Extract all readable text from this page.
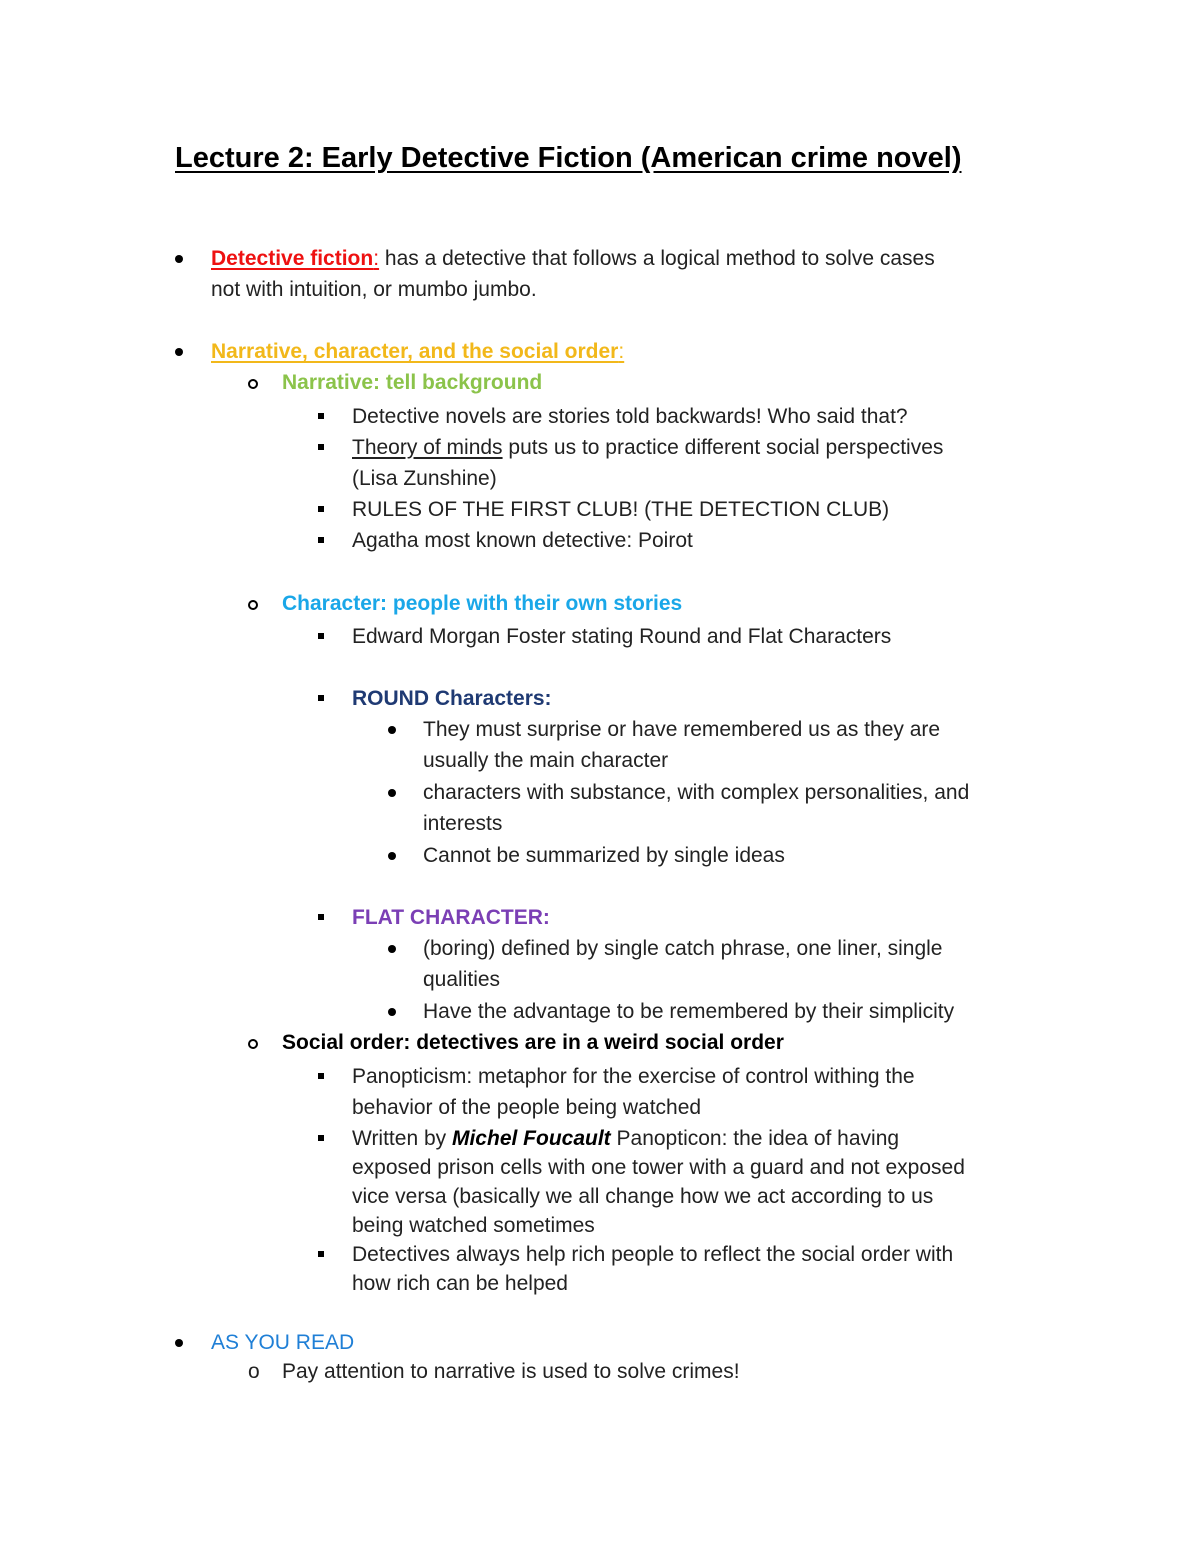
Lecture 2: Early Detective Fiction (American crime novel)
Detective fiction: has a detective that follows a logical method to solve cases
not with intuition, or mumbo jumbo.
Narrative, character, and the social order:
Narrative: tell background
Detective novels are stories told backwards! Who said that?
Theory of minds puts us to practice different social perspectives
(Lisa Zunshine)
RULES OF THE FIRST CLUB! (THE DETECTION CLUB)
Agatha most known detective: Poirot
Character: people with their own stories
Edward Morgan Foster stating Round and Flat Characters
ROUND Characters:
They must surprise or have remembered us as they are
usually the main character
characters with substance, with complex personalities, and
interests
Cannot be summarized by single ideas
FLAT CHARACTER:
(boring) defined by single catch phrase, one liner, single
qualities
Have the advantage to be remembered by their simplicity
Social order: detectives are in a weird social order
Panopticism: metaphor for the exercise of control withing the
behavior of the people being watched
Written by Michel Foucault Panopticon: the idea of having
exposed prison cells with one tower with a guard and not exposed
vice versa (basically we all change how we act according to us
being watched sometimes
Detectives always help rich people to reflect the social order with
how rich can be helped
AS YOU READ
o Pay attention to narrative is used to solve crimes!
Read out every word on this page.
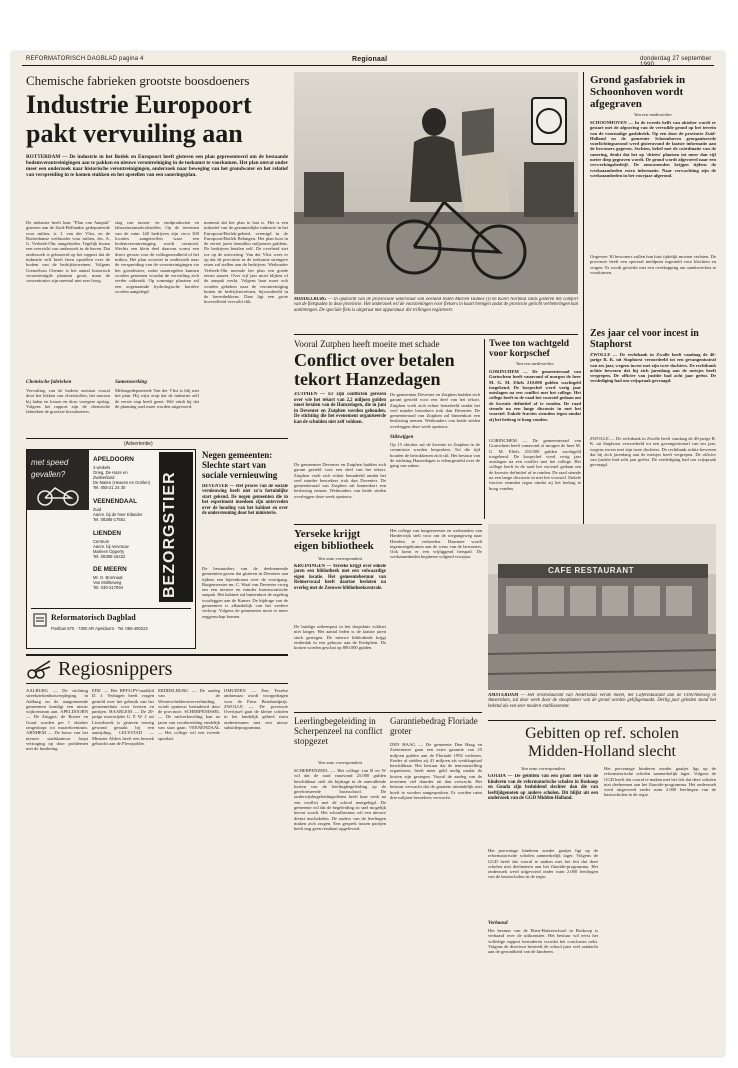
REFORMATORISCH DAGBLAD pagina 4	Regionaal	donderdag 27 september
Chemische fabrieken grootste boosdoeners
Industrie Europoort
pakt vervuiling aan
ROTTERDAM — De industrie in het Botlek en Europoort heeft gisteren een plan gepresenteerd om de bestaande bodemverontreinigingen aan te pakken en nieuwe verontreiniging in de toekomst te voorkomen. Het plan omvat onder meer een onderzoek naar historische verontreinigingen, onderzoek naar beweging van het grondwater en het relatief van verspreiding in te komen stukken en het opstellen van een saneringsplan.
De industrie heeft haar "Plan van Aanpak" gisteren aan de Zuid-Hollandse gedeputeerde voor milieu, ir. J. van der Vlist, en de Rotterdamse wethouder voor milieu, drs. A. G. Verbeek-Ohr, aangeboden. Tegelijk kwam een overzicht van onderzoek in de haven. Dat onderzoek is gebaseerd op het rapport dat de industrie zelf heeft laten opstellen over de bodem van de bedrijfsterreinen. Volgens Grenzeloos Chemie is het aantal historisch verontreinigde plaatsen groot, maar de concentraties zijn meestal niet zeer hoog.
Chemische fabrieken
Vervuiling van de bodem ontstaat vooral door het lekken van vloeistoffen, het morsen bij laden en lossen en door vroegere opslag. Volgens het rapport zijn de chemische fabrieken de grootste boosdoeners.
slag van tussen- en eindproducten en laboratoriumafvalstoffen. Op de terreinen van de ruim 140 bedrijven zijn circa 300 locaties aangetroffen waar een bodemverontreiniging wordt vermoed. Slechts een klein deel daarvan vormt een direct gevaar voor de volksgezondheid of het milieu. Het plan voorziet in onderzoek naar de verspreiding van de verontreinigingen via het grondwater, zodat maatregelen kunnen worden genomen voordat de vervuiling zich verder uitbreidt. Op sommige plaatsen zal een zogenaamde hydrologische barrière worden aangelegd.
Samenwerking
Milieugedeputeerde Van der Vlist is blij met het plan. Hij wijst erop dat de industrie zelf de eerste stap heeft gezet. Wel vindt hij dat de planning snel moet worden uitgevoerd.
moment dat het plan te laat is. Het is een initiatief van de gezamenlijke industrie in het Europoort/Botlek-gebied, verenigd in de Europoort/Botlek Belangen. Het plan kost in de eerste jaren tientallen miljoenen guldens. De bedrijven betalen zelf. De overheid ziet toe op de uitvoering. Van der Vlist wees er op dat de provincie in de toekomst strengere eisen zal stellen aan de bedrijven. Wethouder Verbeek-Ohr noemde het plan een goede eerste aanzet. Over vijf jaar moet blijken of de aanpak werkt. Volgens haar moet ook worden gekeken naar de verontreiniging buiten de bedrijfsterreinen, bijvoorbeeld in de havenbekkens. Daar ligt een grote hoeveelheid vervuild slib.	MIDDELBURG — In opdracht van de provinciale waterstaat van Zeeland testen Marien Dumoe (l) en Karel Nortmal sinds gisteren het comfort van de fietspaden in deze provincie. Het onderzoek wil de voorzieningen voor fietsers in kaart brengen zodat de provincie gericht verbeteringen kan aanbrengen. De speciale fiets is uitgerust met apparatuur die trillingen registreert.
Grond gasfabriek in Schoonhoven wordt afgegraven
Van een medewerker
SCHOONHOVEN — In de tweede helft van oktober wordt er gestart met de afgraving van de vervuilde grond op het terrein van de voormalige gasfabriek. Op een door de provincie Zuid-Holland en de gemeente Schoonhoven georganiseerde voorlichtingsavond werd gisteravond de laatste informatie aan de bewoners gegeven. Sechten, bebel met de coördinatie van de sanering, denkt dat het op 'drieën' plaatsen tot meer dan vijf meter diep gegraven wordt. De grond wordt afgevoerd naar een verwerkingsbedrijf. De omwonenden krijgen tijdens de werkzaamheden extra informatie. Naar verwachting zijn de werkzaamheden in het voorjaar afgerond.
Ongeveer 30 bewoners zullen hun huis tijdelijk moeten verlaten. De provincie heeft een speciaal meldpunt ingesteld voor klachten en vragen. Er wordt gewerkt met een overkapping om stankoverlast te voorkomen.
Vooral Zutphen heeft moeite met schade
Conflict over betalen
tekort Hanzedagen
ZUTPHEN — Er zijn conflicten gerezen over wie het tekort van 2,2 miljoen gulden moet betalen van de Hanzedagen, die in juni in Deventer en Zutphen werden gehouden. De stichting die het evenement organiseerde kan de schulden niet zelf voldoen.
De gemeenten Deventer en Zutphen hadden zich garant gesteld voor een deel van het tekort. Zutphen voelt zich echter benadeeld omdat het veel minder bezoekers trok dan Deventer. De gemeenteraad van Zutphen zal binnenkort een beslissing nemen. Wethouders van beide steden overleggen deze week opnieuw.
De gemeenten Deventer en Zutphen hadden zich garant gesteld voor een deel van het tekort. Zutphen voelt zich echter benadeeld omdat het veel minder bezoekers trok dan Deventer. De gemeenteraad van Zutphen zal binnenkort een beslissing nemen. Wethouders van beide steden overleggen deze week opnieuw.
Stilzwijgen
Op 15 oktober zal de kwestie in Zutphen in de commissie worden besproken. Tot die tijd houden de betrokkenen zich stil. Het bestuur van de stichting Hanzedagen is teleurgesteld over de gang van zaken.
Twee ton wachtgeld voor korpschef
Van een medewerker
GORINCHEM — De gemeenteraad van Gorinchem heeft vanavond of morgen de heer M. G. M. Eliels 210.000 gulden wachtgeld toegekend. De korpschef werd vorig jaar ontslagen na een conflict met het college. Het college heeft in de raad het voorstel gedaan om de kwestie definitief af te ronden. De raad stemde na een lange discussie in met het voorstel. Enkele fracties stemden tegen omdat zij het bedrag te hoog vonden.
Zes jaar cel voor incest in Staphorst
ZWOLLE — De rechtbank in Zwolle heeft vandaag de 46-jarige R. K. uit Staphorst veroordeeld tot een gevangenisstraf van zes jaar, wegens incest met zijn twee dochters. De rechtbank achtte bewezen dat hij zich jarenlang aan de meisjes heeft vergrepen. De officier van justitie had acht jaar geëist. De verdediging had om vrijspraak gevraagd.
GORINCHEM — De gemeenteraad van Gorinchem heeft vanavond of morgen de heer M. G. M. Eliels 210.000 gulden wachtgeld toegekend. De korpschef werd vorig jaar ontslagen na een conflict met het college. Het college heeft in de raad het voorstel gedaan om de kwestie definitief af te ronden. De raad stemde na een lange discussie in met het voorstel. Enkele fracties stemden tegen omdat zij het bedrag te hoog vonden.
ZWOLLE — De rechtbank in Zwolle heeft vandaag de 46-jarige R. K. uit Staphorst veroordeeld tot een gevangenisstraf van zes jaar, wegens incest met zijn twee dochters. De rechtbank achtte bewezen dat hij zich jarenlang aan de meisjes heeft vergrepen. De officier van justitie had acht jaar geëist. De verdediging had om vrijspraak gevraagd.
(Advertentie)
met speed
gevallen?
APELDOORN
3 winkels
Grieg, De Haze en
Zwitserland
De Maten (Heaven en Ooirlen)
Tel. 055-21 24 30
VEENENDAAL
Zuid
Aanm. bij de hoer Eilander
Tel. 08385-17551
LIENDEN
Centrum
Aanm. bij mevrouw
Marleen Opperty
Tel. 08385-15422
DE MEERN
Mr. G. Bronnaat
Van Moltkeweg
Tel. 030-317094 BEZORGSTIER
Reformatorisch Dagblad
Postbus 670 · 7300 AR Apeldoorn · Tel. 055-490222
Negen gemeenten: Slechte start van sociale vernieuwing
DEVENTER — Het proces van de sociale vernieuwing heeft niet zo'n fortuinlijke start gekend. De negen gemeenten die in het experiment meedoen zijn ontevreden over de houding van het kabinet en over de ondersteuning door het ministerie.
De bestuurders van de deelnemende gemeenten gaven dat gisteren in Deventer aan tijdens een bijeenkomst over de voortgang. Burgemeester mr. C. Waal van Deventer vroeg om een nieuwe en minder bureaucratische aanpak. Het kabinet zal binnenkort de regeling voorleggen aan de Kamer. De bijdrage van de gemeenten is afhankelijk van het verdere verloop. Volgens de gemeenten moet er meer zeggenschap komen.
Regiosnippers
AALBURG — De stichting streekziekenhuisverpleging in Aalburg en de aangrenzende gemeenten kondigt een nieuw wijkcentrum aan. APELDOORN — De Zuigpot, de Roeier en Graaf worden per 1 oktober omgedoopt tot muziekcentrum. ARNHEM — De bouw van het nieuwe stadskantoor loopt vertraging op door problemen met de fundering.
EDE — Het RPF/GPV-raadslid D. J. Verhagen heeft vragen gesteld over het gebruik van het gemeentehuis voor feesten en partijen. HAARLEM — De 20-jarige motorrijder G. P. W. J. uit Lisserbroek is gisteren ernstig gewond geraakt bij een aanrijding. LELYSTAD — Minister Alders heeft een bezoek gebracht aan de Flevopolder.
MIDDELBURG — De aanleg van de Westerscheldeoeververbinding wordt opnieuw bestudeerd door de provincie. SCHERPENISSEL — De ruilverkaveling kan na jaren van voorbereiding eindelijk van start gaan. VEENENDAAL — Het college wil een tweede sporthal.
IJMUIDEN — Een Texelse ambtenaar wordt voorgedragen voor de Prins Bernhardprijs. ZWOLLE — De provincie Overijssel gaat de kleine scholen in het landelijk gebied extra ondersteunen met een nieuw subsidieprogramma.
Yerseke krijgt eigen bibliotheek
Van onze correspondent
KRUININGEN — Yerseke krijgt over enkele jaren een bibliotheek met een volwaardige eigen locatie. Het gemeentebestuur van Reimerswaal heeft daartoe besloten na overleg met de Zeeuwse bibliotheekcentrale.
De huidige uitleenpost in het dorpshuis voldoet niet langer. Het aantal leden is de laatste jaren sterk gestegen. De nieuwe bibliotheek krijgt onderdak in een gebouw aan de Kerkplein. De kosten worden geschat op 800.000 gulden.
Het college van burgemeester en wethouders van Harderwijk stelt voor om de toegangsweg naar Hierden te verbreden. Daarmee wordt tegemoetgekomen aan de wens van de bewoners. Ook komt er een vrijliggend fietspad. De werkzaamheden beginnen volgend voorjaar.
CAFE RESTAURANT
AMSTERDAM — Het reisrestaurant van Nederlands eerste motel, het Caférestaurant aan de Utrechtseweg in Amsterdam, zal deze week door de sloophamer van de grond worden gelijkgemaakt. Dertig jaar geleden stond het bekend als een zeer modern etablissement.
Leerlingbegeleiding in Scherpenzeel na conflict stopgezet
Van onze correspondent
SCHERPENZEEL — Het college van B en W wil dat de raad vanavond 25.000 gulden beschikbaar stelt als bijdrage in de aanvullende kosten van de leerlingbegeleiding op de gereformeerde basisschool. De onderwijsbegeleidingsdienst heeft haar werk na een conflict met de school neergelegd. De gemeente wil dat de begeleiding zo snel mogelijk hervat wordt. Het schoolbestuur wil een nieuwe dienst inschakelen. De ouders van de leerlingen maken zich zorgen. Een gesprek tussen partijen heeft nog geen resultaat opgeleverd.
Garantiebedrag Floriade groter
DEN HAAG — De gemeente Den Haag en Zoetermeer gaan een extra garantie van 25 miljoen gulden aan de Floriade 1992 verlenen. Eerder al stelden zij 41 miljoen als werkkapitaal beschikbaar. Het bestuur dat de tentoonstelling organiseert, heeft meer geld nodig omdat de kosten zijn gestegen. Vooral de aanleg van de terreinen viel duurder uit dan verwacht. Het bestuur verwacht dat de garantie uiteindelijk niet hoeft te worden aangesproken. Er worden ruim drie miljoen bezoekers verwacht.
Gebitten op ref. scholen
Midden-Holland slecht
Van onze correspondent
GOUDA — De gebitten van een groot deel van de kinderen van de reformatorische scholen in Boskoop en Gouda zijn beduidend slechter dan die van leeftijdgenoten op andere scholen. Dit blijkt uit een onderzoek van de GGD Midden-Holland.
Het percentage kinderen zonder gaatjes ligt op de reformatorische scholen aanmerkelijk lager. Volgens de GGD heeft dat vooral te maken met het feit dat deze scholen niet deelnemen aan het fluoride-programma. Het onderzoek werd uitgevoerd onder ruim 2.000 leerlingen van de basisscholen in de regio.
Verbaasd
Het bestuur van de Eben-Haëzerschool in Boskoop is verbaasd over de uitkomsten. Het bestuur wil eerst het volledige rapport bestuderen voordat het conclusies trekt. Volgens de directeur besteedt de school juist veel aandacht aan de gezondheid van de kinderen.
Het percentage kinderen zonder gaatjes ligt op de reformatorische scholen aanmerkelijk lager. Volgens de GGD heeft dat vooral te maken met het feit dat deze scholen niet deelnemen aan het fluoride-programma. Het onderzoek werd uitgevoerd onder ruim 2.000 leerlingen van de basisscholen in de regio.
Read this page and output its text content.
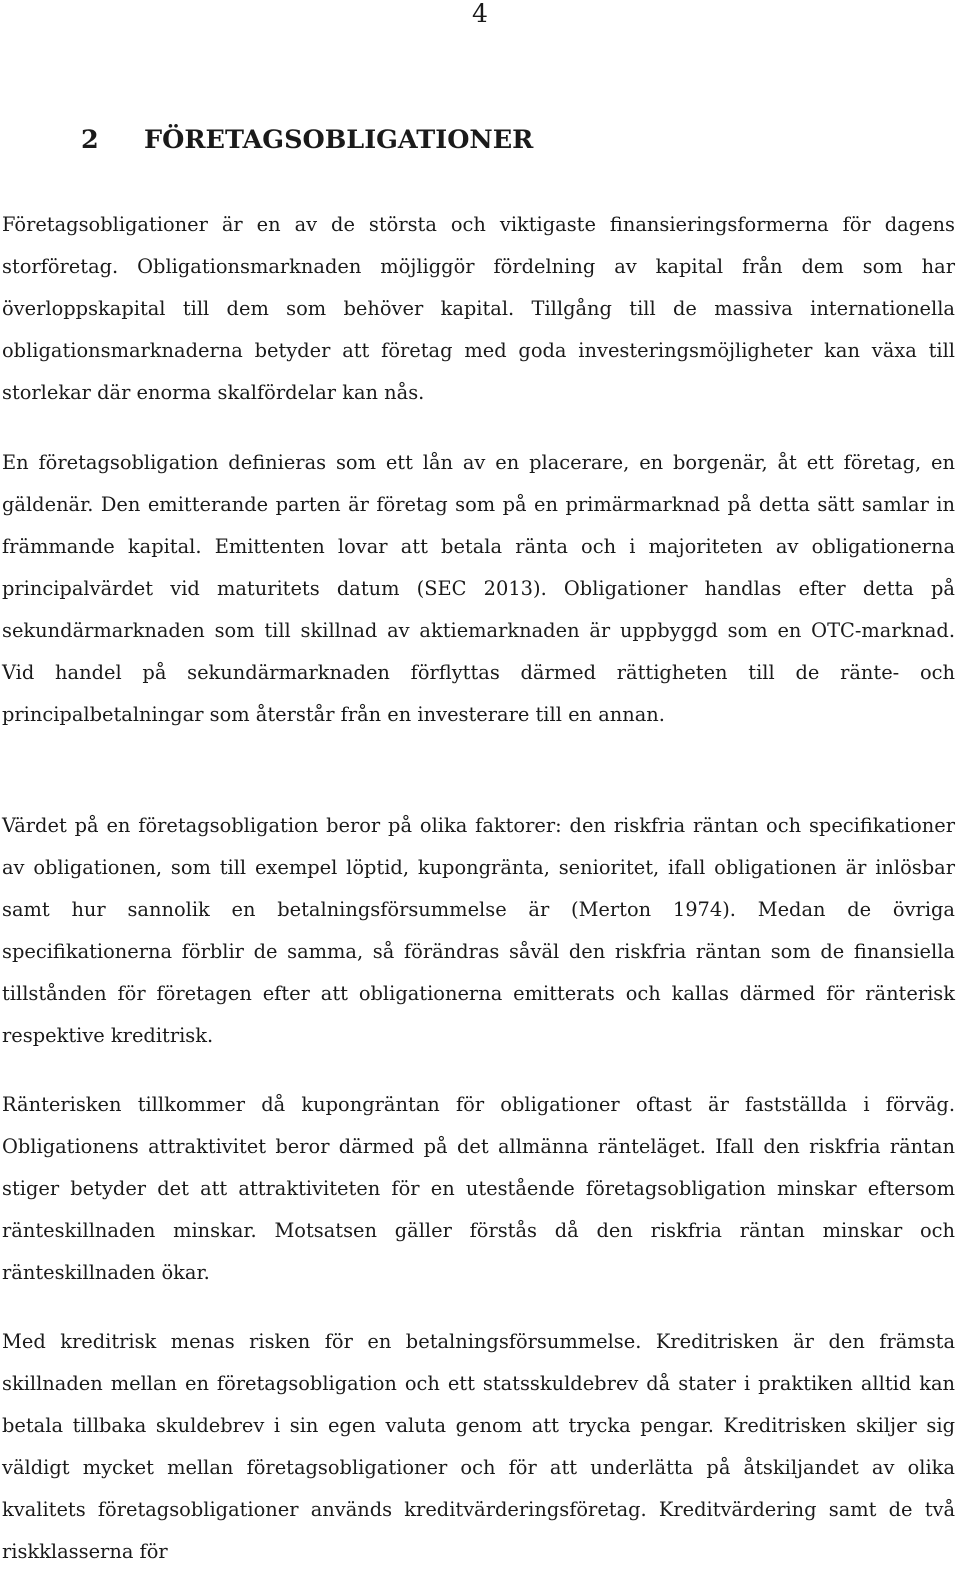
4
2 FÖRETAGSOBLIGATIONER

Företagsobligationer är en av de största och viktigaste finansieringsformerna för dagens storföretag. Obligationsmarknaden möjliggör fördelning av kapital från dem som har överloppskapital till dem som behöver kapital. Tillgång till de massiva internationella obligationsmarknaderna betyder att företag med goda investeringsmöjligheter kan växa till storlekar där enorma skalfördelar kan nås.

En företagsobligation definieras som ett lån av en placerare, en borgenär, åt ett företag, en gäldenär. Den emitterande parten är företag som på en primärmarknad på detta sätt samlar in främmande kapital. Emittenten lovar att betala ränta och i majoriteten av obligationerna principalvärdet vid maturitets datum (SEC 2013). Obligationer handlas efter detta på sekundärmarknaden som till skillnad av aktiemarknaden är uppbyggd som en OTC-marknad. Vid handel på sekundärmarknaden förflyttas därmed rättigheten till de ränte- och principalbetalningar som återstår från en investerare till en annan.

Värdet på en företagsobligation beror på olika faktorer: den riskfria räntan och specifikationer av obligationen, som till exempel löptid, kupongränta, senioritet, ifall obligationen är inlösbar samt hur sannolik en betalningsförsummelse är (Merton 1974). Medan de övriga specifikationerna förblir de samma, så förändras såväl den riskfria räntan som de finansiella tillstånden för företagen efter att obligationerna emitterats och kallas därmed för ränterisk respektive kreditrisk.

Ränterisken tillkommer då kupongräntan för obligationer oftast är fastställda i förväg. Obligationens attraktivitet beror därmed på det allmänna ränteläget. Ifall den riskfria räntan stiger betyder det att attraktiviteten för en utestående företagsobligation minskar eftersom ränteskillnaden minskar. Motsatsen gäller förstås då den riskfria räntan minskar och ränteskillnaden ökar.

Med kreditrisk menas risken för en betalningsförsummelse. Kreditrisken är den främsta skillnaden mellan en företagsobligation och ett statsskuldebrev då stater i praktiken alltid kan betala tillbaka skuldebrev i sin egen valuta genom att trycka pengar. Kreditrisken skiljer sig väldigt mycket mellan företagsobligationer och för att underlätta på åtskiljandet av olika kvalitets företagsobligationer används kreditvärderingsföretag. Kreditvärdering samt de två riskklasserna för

» Assigned task
From the material, report only how many lines include the word "being".

» Response
2